3日目  横須賀ー観音崎



 三日目の朝を迎えた。

 朝の食事はホテルのバイキング。出発してから一番豪勢な食事かも。

 一日ぐらいはゆっくりしようかなと、チェックアウトまでギリギリのんびりしつつ、ふと思って、充電中の携帯でどれくらい歩いてきたか検索をかけてみた。

 横浜-横須賀中央間は…… 京急本線快特で28分! 30分未満だ。

 そんな距離を自分は二日かけて歩いてきたと。


 ちょっと換算してみた。48時間と30分ということは……今の自分は電車の、96倍の薄さで生きているのだ! あれ? 逆に濃いのかな?

 まぁいいや。さてそろそろチェックアウトの時間。

 そこでちょっと早いけどお昼を考える。

 昨日の夜はカレーだったので、やっぱりお昼は横須賀バーガーだ。おお、横須賀を堪能している!

 駅前の大型店で少し時間をつぶして、ネットで調べた横須賀バーガーの店へ。って、もう並んでいるし? それでもそれほど待つこともなく無事ハンバーガーにありつけた。さすがアメリカっぽさが良い。マックとは明らかに違うすべてがビックサイズを堪能しつつふと思う。

 今日はのんびりするつもりだったし、先を急ぐ必要もないんだけど、せっかくなので少し歩いて先に進もうかなと。なんか止まったら死んじゃう生物になったみたいだと、自分を笑ってしまう。

 まぁ無理しない程度に進んでみよう。

 というわけで検索。

 ちらほらと昨日から標識にあった観音崎に泊まれそうなホテルがあるので、今日はそこまで行くことにした。徒歩検索で2時間ほど。

 よし。それじゃ、軽く歩いてみよう。


 というわけで出発。

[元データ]
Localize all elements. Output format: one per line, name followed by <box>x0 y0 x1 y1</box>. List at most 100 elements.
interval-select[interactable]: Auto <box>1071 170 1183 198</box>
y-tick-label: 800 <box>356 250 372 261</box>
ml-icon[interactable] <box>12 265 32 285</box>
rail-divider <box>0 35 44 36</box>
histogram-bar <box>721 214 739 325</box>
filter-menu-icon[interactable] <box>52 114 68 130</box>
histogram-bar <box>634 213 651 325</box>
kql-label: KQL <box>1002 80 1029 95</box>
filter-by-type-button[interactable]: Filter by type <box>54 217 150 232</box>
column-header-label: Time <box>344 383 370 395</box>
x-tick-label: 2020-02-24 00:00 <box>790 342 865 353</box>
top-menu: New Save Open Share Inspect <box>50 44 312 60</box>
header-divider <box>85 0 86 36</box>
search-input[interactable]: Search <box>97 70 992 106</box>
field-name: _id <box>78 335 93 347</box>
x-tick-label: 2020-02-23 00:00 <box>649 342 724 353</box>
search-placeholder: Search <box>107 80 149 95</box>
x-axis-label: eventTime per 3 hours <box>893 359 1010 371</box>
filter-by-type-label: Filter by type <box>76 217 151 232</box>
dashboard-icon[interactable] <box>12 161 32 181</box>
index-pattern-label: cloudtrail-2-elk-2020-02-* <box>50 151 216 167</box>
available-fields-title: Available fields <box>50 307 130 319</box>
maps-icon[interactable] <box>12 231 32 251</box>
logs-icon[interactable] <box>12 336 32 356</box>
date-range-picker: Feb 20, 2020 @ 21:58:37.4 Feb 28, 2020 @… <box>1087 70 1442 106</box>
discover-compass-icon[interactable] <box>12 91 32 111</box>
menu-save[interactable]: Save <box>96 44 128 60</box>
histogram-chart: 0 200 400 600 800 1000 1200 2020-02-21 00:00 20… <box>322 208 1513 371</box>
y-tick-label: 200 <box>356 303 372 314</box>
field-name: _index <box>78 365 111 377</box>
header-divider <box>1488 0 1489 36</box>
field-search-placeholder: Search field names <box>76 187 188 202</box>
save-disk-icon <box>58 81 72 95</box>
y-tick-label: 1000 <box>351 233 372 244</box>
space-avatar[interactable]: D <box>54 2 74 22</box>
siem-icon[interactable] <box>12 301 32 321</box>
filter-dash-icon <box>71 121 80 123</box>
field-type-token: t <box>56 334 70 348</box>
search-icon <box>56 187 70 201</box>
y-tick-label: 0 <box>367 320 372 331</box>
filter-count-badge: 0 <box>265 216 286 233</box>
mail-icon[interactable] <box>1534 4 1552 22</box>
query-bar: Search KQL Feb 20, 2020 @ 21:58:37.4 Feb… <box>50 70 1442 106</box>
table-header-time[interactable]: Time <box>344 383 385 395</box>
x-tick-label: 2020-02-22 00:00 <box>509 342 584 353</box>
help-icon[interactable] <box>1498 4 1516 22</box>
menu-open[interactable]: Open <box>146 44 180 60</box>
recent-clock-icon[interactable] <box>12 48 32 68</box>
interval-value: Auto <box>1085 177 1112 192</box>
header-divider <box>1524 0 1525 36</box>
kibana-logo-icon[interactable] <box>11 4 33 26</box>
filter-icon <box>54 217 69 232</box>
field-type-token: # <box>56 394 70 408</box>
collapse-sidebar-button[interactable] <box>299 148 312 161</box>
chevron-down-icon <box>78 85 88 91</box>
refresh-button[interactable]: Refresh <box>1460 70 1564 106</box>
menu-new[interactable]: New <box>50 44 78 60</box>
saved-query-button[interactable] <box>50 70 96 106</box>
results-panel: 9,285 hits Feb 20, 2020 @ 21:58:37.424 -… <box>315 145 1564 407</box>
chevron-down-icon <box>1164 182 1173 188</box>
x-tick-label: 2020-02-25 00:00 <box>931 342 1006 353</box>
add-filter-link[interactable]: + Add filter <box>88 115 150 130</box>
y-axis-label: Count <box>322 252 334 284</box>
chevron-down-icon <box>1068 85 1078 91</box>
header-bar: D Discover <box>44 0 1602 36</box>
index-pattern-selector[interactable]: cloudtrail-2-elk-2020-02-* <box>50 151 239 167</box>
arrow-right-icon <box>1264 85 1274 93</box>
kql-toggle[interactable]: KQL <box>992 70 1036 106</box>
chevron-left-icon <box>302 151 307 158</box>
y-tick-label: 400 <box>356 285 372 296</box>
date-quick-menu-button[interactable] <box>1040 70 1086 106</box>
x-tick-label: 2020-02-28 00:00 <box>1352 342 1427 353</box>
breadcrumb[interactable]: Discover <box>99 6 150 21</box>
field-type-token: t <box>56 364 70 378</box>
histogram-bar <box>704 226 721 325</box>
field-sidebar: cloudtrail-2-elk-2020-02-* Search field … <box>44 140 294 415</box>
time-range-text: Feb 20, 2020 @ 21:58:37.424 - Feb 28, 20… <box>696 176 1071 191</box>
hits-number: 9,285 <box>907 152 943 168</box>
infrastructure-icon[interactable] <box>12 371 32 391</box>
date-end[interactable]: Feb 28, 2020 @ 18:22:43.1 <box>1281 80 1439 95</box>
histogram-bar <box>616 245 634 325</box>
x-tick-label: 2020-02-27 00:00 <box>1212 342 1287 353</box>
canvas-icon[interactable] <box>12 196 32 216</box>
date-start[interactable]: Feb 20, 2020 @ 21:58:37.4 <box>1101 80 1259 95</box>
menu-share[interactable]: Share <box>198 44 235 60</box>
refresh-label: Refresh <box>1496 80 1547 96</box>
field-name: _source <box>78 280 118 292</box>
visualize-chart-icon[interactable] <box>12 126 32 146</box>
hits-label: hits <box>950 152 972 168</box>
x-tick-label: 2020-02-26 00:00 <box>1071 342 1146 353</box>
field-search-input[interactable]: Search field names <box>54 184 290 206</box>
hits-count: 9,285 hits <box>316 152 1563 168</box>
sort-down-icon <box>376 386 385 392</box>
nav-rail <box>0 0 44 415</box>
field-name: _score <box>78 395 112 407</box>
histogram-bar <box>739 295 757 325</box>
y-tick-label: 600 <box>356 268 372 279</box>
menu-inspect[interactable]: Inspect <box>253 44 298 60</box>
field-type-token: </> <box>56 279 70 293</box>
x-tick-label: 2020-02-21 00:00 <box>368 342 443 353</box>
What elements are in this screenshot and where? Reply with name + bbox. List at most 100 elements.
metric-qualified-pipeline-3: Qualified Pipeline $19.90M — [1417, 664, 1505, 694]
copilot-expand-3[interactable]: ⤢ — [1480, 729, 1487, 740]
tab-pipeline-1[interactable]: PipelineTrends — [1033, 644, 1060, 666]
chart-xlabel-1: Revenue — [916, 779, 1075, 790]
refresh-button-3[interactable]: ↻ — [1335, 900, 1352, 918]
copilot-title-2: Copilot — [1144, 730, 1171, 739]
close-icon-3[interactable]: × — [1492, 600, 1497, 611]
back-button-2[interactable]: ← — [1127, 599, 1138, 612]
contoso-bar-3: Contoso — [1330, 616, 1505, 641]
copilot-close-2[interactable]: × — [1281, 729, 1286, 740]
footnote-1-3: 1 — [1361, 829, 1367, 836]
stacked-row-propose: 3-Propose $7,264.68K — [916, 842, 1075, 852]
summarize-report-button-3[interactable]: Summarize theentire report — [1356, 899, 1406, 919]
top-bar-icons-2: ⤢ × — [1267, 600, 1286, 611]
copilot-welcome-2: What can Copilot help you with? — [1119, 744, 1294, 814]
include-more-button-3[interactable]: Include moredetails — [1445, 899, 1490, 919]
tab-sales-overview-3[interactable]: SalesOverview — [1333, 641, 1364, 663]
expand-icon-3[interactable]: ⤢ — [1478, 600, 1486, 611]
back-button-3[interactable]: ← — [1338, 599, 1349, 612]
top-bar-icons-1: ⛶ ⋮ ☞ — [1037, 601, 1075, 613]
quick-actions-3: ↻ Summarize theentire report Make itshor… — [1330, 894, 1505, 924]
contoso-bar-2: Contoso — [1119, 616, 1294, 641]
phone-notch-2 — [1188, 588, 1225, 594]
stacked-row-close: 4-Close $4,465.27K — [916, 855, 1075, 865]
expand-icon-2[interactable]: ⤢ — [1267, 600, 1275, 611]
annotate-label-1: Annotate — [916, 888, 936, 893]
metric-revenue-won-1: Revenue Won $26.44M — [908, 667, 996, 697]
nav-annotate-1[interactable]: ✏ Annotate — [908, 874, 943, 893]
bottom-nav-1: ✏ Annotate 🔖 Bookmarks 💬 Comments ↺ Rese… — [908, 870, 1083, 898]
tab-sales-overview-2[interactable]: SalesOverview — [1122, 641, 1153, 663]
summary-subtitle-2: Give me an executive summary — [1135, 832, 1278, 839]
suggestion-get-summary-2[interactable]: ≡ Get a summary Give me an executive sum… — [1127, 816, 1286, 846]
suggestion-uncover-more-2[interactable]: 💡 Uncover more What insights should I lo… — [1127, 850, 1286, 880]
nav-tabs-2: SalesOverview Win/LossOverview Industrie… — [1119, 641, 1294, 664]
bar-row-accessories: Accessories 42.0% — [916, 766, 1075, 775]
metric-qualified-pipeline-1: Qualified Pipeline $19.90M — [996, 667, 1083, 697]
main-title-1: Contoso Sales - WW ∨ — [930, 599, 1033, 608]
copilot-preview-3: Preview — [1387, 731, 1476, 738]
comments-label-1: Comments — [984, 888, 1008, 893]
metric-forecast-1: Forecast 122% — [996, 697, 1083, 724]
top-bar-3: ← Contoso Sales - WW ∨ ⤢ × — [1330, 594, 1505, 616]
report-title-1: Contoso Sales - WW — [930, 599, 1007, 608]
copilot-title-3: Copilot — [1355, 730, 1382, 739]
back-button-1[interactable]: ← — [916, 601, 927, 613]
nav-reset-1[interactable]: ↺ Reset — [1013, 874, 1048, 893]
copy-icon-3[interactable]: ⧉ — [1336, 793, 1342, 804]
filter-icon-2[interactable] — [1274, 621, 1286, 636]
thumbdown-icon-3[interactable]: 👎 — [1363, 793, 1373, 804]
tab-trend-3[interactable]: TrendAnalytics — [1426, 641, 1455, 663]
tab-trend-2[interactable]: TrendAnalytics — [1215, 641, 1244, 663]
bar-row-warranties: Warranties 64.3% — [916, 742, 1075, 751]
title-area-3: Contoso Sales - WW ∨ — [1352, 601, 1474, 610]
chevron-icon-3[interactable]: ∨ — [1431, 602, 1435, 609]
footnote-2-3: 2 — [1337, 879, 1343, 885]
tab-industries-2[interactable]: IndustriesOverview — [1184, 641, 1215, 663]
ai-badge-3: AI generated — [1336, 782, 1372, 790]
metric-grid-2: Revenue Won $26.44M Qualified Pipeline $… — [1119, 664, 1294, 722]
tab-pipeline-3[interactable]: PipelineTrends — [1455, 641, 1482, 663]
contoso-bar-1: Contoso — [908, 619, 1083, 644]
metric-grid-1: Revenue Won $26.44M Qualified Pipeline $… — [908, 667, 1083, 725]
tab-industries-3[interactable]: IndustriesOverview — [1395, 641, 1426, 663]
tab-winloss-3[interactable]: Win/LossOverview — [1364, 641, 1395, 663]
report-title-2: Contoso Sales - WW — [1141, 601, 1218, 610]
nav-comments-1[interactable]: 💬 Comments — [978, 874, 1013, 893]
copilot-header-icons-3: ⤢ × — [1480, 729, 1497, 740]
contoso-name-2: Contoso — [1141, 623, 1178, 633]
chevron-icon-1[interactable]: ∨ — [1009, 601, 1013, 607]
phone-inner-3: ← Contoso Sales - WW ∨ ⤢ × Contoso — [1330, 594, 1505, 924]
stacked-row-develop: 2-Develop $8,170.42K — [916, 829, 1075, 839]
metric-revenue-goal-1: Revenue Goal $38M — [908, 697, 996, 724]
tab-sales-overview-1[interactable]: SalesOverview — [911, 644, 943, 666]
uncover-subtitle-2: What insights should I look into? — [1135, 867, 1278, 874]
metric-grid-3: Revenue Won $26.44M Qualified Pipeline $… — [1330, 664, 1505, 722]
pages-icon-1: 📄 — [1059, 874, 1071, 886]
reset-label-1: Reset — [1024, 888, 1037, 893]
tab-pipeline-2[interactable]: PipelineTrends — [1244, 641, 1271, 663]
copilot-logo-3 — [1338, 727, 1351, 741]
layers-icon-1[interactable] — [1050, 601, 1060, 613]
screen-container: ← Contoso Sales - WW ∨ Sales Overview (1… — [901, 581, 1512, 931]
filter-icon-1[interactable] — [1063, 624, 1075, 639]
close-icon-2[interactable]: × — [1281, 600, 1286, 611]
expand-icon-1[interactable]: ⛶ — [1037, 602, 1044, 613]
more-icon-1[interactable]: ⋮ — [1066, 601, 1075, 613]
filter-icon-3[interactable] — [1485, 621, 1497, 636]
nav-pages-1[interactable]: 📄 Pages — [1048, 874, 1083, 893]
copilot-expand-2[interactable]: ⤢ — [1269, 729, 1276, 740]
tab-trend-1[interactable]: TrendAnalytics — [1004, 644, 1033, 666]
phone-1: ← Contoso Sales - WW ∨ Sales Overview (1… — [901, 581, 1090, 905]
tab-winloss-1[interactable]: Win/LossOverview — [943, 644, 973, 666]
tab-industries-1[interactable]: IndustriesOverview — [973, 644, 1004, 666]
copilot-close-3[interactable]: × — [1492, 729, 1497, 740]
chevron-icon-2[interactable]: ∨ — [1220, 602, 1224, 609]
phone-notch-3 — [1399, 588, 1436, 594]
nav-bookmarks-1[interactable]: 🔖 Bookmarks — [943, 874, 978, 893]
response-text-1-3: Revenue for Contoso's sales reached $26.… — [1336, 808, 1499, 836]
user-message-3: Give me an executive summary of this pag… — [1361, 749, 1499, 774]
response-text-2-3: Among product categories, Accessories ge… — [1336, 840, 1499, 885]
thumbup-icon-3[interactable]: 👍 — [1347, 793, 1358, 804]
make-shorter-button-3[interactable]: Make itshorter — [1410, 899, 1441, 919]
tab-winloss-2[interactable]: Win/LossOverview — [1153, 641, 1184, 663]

設問:
**1.** 本文について、次の問いに答えよ。
(a) 三日目の朝の食事は何だったか。
(b) 横浜-横須賀中央間は、京急本線快特で何分かかると書かれているか。
(c) 観音崎までは、徒歩検索でどれくらいかかるとされているか。
**2.** 演習データのエントリを、最初の行から「x-tick-label: 2020-02-24 00:00」を含む行まで、両端の行も含めて一字も変えずに出力せよ。

解答:
**1.**
(a) ホテルのバイキング
(b) 28分
(c) 2時間ほど

**2.**
Localize all elements. Output format: one per line, name followed by <box>x0 y0 x1 y1</box>. List at most 100 elements.
interval-select[interactable]: Auto <box>1071 170 1183 198</box>
y-tick-label: 800 <box>356 250 372 261</box>
ml-icon[interactable] <box>12 265 32 285</box>
rail-divider <box>0 35 44 36</box>
histogram-bar <box>721 214 739 325</box>
filter-menu-icon[interactable] <box>52 114 68 130</box>
histogram-bar <box>634 213 651 325</box>
kql-label: KQL <box>1002 80 1029 95</box>
filter-by-type-button[interactable]: Filter by type <box>54 217 150 232</box>
column-header-label: Time <box>344 383 370 395</box>
x-tick-label: 2020-02-24 00:00 <box>790 342 865 353</box>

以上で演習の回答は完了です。